Problem statement:
Reproduce every line of the material below word for word, leaving out the pictures.

___ Provided information

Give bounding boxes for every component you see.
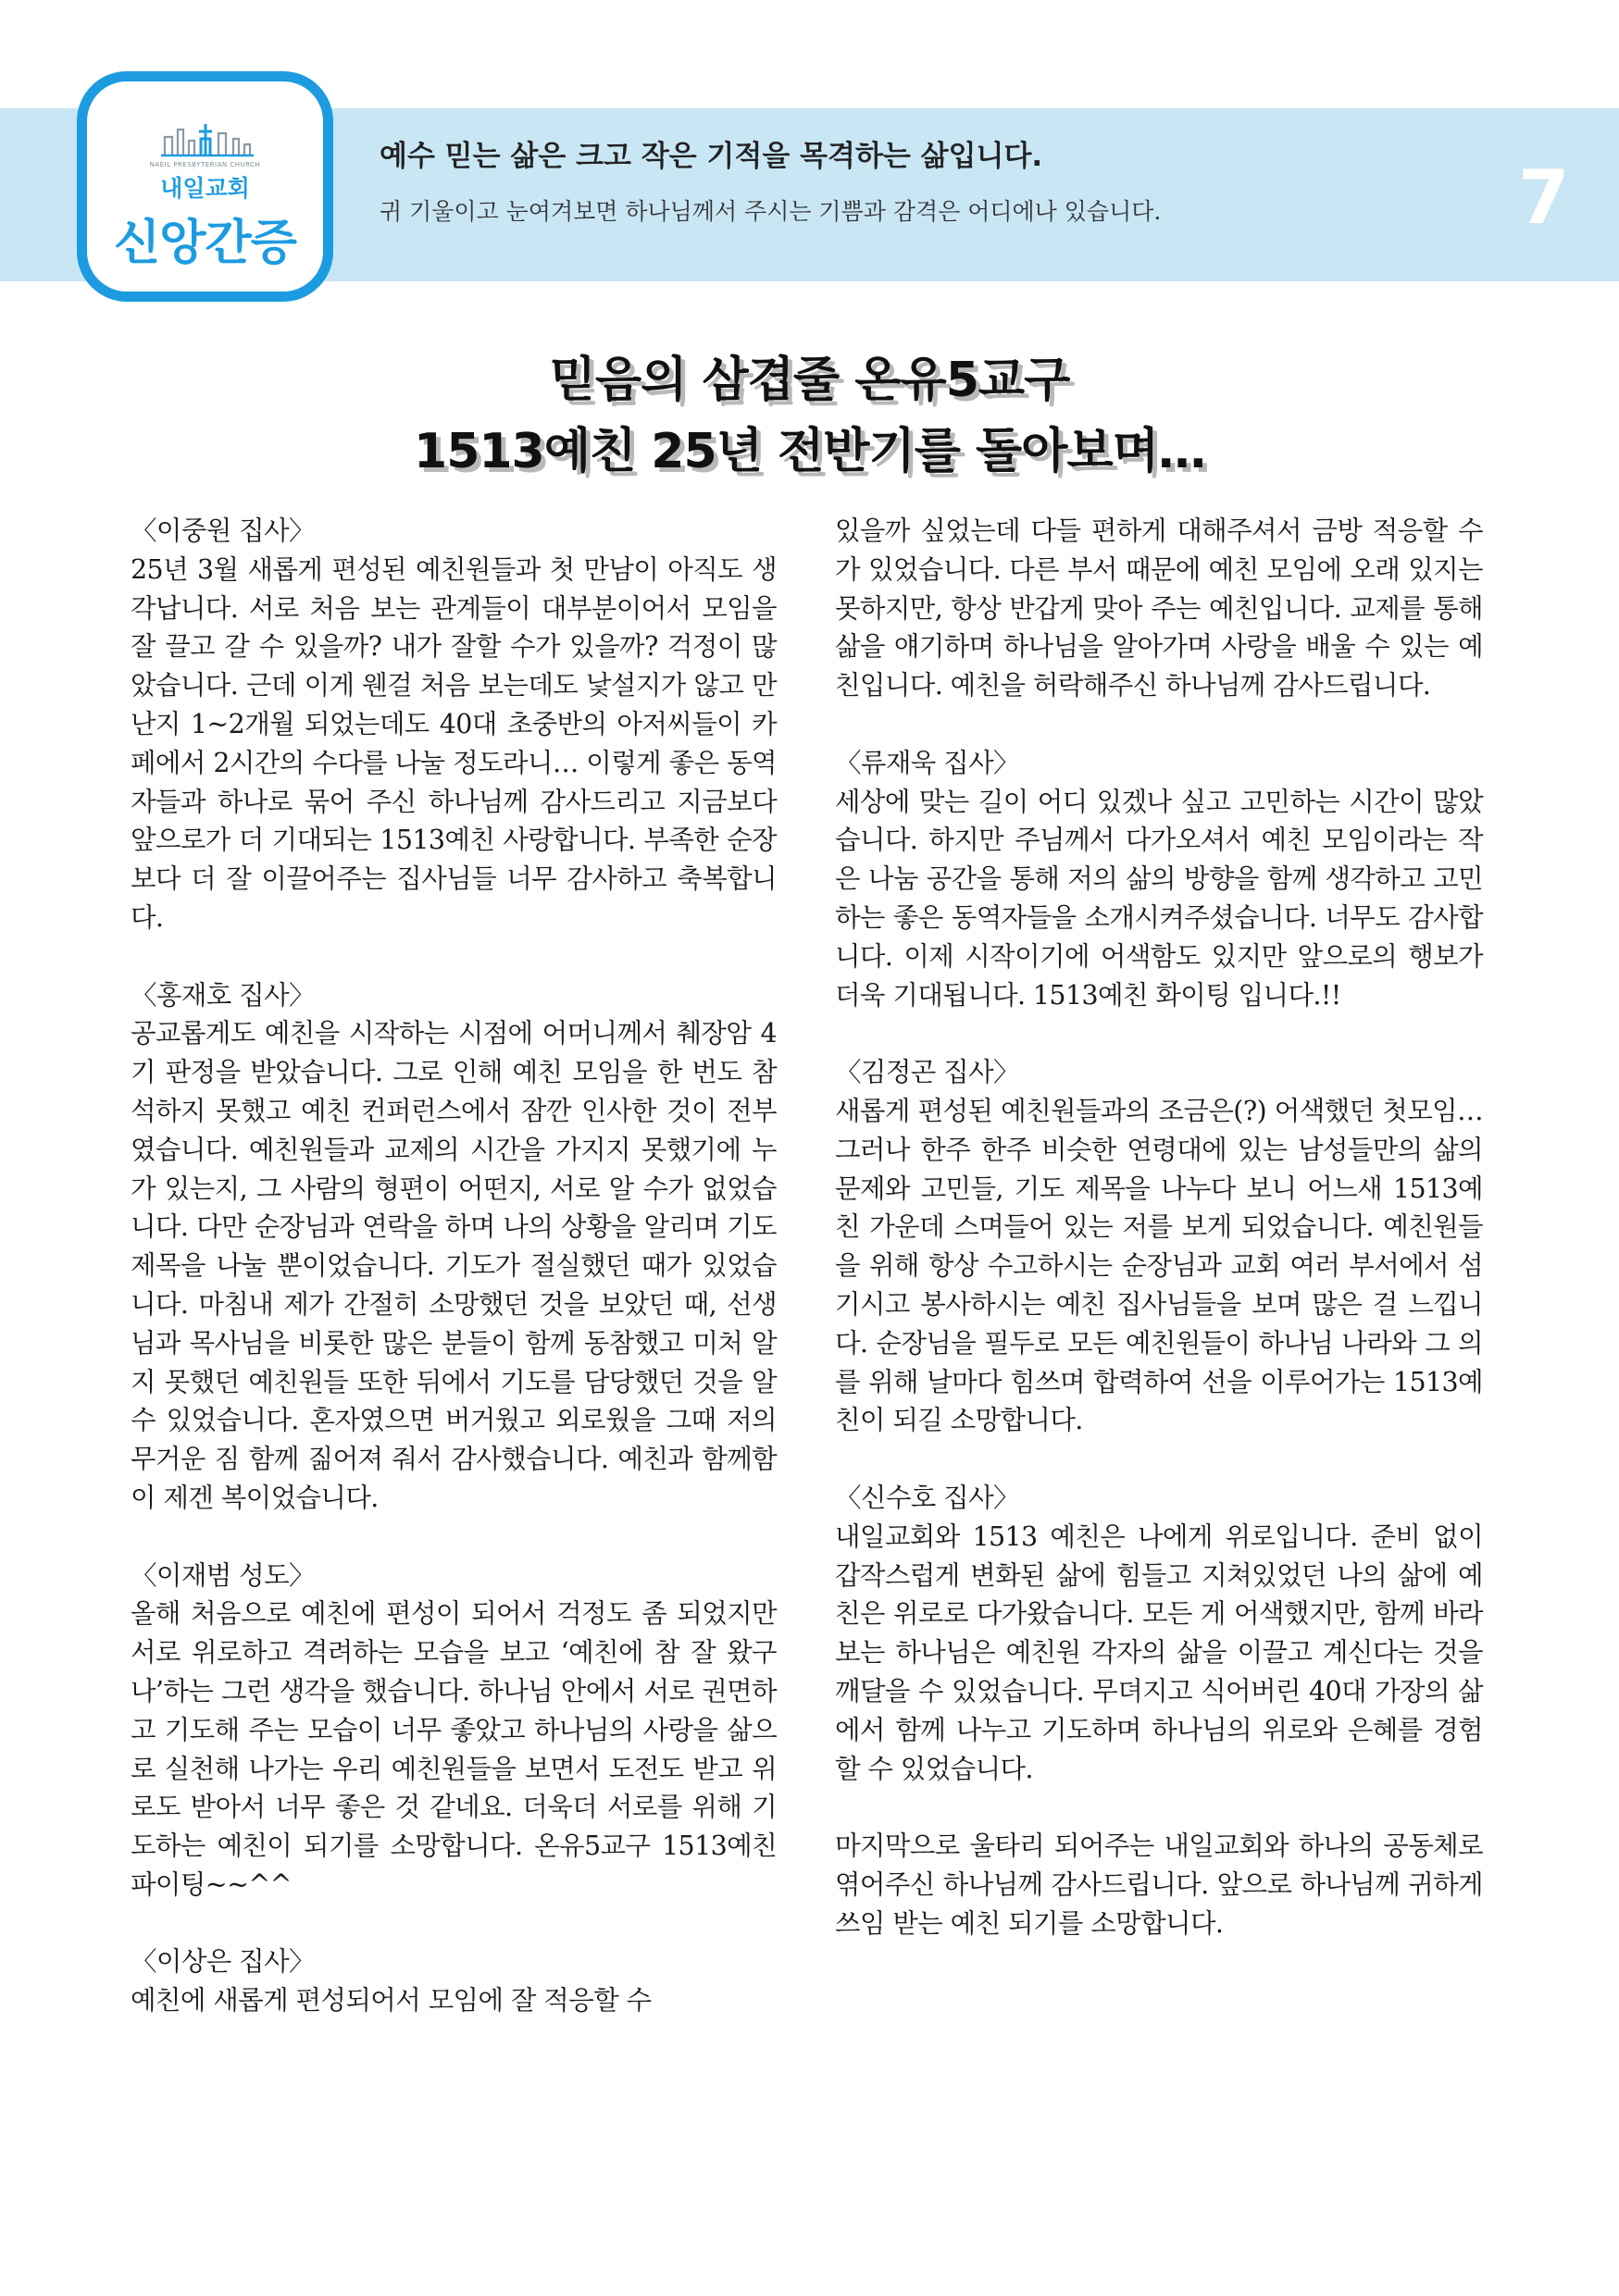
testimony-author: 〈이중원 집사〉: [131, 515, 315, 546]
closing-section: [835, 1827, 1483, 1942]
testimony-section: [131, 1557, 777, 1905]
header-tagline: 예수 믿는 삶은 크고 작은 기적을 목격하는 삶입니다.: [380, 140, 1043, 173]
testimony-section: [835, 512, 1483, 705]
testimony-author: 〈홍재호 집사〉: [131, 979, 315, 1011]
logo: [77, 71, 333, 302]
page-number: 7: [1518, 155, 1570, 241]
right-column: [835, 512, 1483, 1942]
section-title: 신앙간증: [114, 216, 296, 271]
testimony-text: 공교롭게도 예친을 시작하는 시점에 어머니께서 췌장암 4기 판정을 받았습니다. 그로 인해 예친 모임을 한 번도 참석하지 못했고 예친 컨퍼런스에서 잠깐 인사한 것이 전부였습니다. 예친원들과 교제의 시간을 가지지 못했기에 누가 있는지, 그 사람의 형편이 어떤지, 서로 알 수가 없었습니다. 다만 순장님과 연락을 하며 나의 상황을 알리며 기도 제목을 나눌 뿐이었습니다. 기도가 절실했던 때가 있었습니다. 마침내 제가 간절히 소망했던 것을 보았던 때, 선생님과 목사님을 비롯한 많은 분들이 함께 동참했고 미처 알지 못했던 예친원들 또한 뒤에서 기도를 담당했던 것을 알 수 있었습니다. 혼자였으면 버거웠고 외로웠을 그때 저의 무거운 짐 함께 짊어져 줘서 감사했습니다. 예친과 함께함이 제겐 복이었습니다.: [131, 1018, 777, 1513]
header-subtagline: 귀 기울이고 눈여겨보면 하나님께서 주시는 기쁨과 감격은 어디에나 있습니다.: [380, 198, 1162, 225]
testimony-text: 새롭게 편성된 예친원들과의 조금은(?) 어색했던 첫모임… 그러나 한주 한주 비슷한 연령대에 있는 남성들만의 삶의 문제와 고민들, 기도 제목을 나누다 보니 어느새 1513예친 가운데 스며들어 있는 저를 보게 되었습니다. 예친원들을 위해 항상 수고하시는 순장님과 교회 여러 부서에서 섬기시고 봉사하시는 예친 집사님들을 보며 많은 걸 느낍니다. 순장님을 필두로 모든 예친원들이 하나님 나라와 그 의를 위해 날마다 힘쓰며 합력하여 선을 이루어가는 1513예친이 되길 소망합니다.: [835, 1095, 1483, 1436]
left-column: [131, 512, 777, 2020]
testimony-section: [131, 976, 777, 1518]
testimony-section: [835, 1053, 1483, 1440]
testimony-author: 〈이재범 성도〉: [131, 1559, 315, 1591]
logo-church-name: 내일교회: [160, 175, 250, 202]
testimony-text: 25년 3월 새롭게 편성된 예친원들과 첫 만남이 아직도 생각납니다. 서로 처음 보는 관계들이 대부분이어서 모임을 잘 끌고 갈 수 있을까? 내가 잘할 수가 있을까? 걱정이 많았습니다. 근데 이게 웬걸 처음 보는데도 낯설지가 않고 만난지 1~2개월 되었는데도 40대 초중반의 아저씨들이 카페에서 2시간의 수다를 나눌 정도라니… 이렇게 좋은 동역자들과 하나로 묶어 주신 하나님께 감사드리고 지금보다 앞으로가 더 기대되는 1513예친 사랑합니다. 부족한 순장보다 더 잘 이끌어주는 집사님들 너무 감사하고 축복합니다.: [131, 553, 777, 933]
testimony-author: 〈류재욱 집사〉: [835, 747, 1019, 778]
testimony-author: 〈이상은 집사〉: [131, 1946, 315, 1978]
testimony-author: 〈신수호 집사〉: [835, 1482, 1019, 1513]
testimony-section: [131, 1942, 777, 2020]
church-skyline-icon: [161, 115, 254, 157]
logo-subtitle: NAEIL PRESBYTERIAN CHURCH: [149, 161, 261, 168]
testimony-section: [131, 512, 777, 937]
testimony-text: 예친에 새롭게 편성되어서 모임에 잘 적응할 수: [131, 1985, 652, 2017]
testimony-text: 올해 처음으로 예친에 편성이 되어서 걱정도 좀 되었지만 서로 위로하고 격려하는 모습을 보고 ‘예친에 참 잘 왔구나’하는 그런 생각을 했습니다. 하나님 안에서 서로 권면하고 기도해 주는 모습이 너무 좋았고 하나님의 사랑을 삶으로 실천해 나가는 우리 예친원들을 보면서 도전도 받고 위로도 받아서 너무 좋은 것 같네요. 더욱더 서로를 위해 기도하는 예친이 되기를 소망합니다. 온유5교구 1513예친 파이팅~~^^: [131, 1598, 777, 1900]
closing-text: 마지막으로 울타리 되어주는 내일교회와 하나의 공동체로 엮어주신 하나님께 감사드립니다. 앞으로 하나님께 귀하게 쓰임 받는 예친 되기를 소망합니다.: [835, 1831, 1483, 1939]
testimony-section: [835, 744, 1483, 1015]
testimony-author: 〈김정곤 집사〉: [835, 1057, 1019, 1088]
testimony-text: 있을까 싶었는데 다들 편하게 대해주셔서 금방 적응할 수가 있었습니다. 다른 부서 때문에 예친 모임에 오래 있지는 못하지만, 항상 반갑게 맞아 주는 예친입니다. 교제를 통해 삶을 얘기하며 하나님을 알아가며 사랑을 배울 수 있는 예친입니다. 예친을 허락해주신 하나님께 감사드립니다.: [835, 515, 1483, 701]
testimony-text: 세상에 맞는 길이 어디 있겠나 싶고 고민하는 시간이 많았습니다. 하지만 주님께서 다가오셔서 예친 모임이라는 작은 나눔 공간을 통해 저의 삶의 방향을 함께 생각하고 고민하는 좋은 동역자들을 소개시켜주셨습니다. 너무도 감사합니다. 이제 시작이기에 어색함도 있지만 앞으로의 행보가 더욱 기대됩니다. 1513예친 화이팅 입니다.!!: [835, 786, 1483, 1011]
article-title-line1: 믿음의 삼겹줄 온유5교구: [549, 353, 1070, 408]
testimony-section: [835, 1479, 1483, 1788]
testimony-text: 내일교회와 1513 예친은 나에게 위로입니다. 준비 없이 갑작스럽게 변화된 삶에 힘들고 지쳐있었던 나의 삶에 예친은 위로로 다가왔습니다. 모든 게 어색했지만, 함께 바라보는 하나님은 예친원 각자의 삶을 이끌고 계신다는 것을 깨달을 수 있었습니다. 무뎌지고 식어버린 40대 가장의 삶에서 함께 나누고 기도하며 하나님의 위로와 은혜를 경험할 수 있었습니다.: [835, 1520, 1483, 1784]
article-title-line2: 1513예친 25년 전반기를 돌아보며…: [414, 424, 1205, 479]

______

Exercise result:
Give bounding boxes for every component you see.
testimony-author: 〈이중원 집사〉: [131, 515, 315, 546]
closing-section: [835, 1827, 1483, 1942]
testimony-section: [131, 1557, 777, 1905]
header-tagline: 예수 믿는 삶은 크고 작은 기적을 목격하는 삶입니다.: [380, 140, 1043, 173]
testimony-section: [835, 512, 1483, 705]
testimony-author: 〈홍재호 집사〉: [131, 979, 315, 1011]
logo: [77, 71, 333, 302]
page-number: 7: [1518, 155, 1570, 241]
right-column: [835, 512, 1483, 1942]
section-title: 신앙간증: [114, 216, 296, 271]
testimony-text: 공교롭게도 예친을 시작하는 시점에 어머니께서 췌장암 4기 판정을 받았습니다. 그로 인해 예친 모임을 한 번도 참석하지 못했고 예친 컨퍼런스에서 잠깐 인사한 것이 전부였습니다. 예친원들과 교제의 시간을 가지지 못했기에 누가 있는지, 그 사람의 형편이 어떤지, 서로 알 수가 없었습니다. 다만 순장님과 연락을 하며 나의 상황을 알리며 기도 제목을 나눌 뿐이었습니다. 기도가 절실했던 때가 있었습니다. 마침내 제가 간절히 소망했던 것을 보았던 때, 선생님과 목사님을 비롯한 많은 분들이 함께 동참했고 미처 알지 못했던 예친원들 또한 뒤에서 기도를 담당했던 것을 알 수 있었습니다. 혼자였으면 버거웠고 외로웠을 그때 저의 무거운 짐 함께 짊어져 줘서 감사했습니다. 예친과 함께함이 제겐 복이었습니다.: [131, 1018, 777, 1513]
header-subtagline: 귀 기울이고 눈여겨보면 하나님께서 주시는 기쁨과 감격은 어디에나 있습니다.: [380, 198, 1162, 225]
testimony-text: 새롭게 편성된 예친원들과의 조금은(?) 어색했던 첫모임… 그러나 한주 한주 비슷한 연령대에 있는 남성들만의 삶의 문제와 고민들, 기도 제목을 나누다 보니 어느새 1513예친 가운데 스며들어 있는 저를 보게 되었습니다. 예친원들을 위해 항상 수고하시는 순장님과 교회 여러 부서에서 섬기시고 봉사하시는 예친 집사님들을 보며 많은 걸 느낍니다. 순장님을 필두로 모든 예친원들이 하나님 나라와 그 의를 위해 날마다 힘쓰며 합력하여 선을 이루어가는 1513예친이 되길 소망합니다.: [835, 1095, 1483, 1436]
left-column: [131, 512, 777, 2020]
testimony-section: [131, 976, 777, 1518]
testimony-section: [835, 1053, 1483, 1440]
testimony-author: 〈이재범 성도〉: [131, 1559, 315, 1591]
logo-church-name: 내일교회: [160, 175, 250, 202]
testimony-text: 25년 3월 새롭게 편성된 예친원들과 첫 만남이 아직도 생각납니다. 서로 처음 보는 관계들이 대부분이어서 모임을 잘 끌고 갈 수 있을까? 내가 잘할 수가 있을까? 걱정이 많았습니다. 근데 이게 웬걸 처음 보는데도 낯설지가 않고 만난지 1~2개월 되었는데도 40대 초중반의 아저씨들이 카페에서 2시간의 수다를 나눌 정도라니… 이렇게 좋은 동역자들과 하나로 묶어 주신 하나님께 감사드리고 지금보다 앞으로가 더 기대되는 1513예친 사랑합니다. 부족한 순장보다 더 잘 이끌어주는 집사님들 너무 감사하고 축복합니다.: [131, 553, 777, 933]
testimony-author: 〈류재욱 집사〉: [835, 747, 1019, 778]
testimony-author: 〈이상은 집사〉: [131, 1946, 315, 1978]
testimony-author: 〈신수호 집사〉: [835, 1482, 1019, 1513]
testimony-section: [131, 1942, 777, 2020]
church-skyline-icon: [161, 115, 254, 157]
logo-subtitle: NAEIL PRESBYTERIAN CHURCH: [149, 161, 261, 168]
testimony-section: [131, 512, 777, 937]
testimony-text: 예친에 새롭게 편성되어서 모임에 잘 적응할 수: [131, 1985, 652, 2017]
testimony-text: 올해 처음으로 예친에 편성이 되어서 걱정도 좀 되었지만 서로 위로하고 격려하는 모습을 보고 ‘예친에 참 잘 왔구나’하는 그런 생각을 했습니다. 하나님 안에서 서로 권면하고 기도해 주는 모습이 너무 좋았고 하나님의 사랑을 삶으로 실천해 나가는 우리 예친원들을 보면서 도전도 받고 위로도 받아서 너무 좋은 것 같네요. 더욱더 서로를 위해 기도하는 예친이 되기를 소망합니다. 온유5교구 1513예친 파이팅~~^^: [131, 1598, 777, 1900]
closing-text: 마지막으로 울타리 되어주는 내일교회와 하나의 공동체로 엮어주신 하나님께 감사드립니다. 앞으로 하나님께 귀하게 쓰임 받는 예친 되기를 소망합니다.: [835, 1831, 1483, 1939]
testimony-section: [835, 744, 1483, 1015]
testimony-author: 〈김정곤 집사〉: [835, 1057, 1019, 1088]
testimony-text: 있을까 싶었는데 다들 편하게 대해주셔서 금방 적응할 수가 있었습니다. 다른 부서 때문에 예친 모임에 오래 있지는 못하지만, 항상 반갑게 맞아 주는 예친입니다. 교제를 통해 삶을 얘기하며 하나님을 알아가며 사랑을 배울 수 있는 예친입니다. 예친을 허락해주신 하나님께 감사드립니다.: [835, 515, 1483, 701]
testimony-text: 세상에 맞는 길이 어디 있겠나 싶고 고민하는 시간이 많았습니다. 하지만 주님께서 다가오셔서 예친 모임이라는 작은 나눔 공간을 통해 저의 삶의 방향을 함께 생각하고 고민하는 좋은 동역자들을 소개시켜주셨습니다. 너무도 감사합니다. 이제 시작이기에 어색함도 있지만 앞으로의 행보가 더욱 기대됩니다. 1513예친 화이팅 입니다.!!: [835, 786, 1483, 1011]
article-title-line1: 믿음의 삼겹줄 온유5교구: [549, 353, 1070, 408]
testimony-section: [835, 1479, 1483, 1788]
testimony-text: 내일교회와 1513 예친은 나에게 위로입니다. 준비 없이 갑작스럽게 변화된 삶에 힘들고 지쳐있었던 나의 삶에 예친은 위로로 다가왔습니다. 모든 게 어색했지만, 함께 바라보는 하나님은 예친원 각자의 삶을 이끌고 계신다는 것을 깨달을 수 있었습니다. 무뎌지고 식어버린 40대 가장의 삶에서 함께 나누고 기도하며 하나님의 위로와 은혜를 경험할 수 있었습니다.: [835, 1520, 1483, 1784]
article-title-line2: 1513예친 25년 전반기를 돌아보며…: [414, 424, 1205, 479]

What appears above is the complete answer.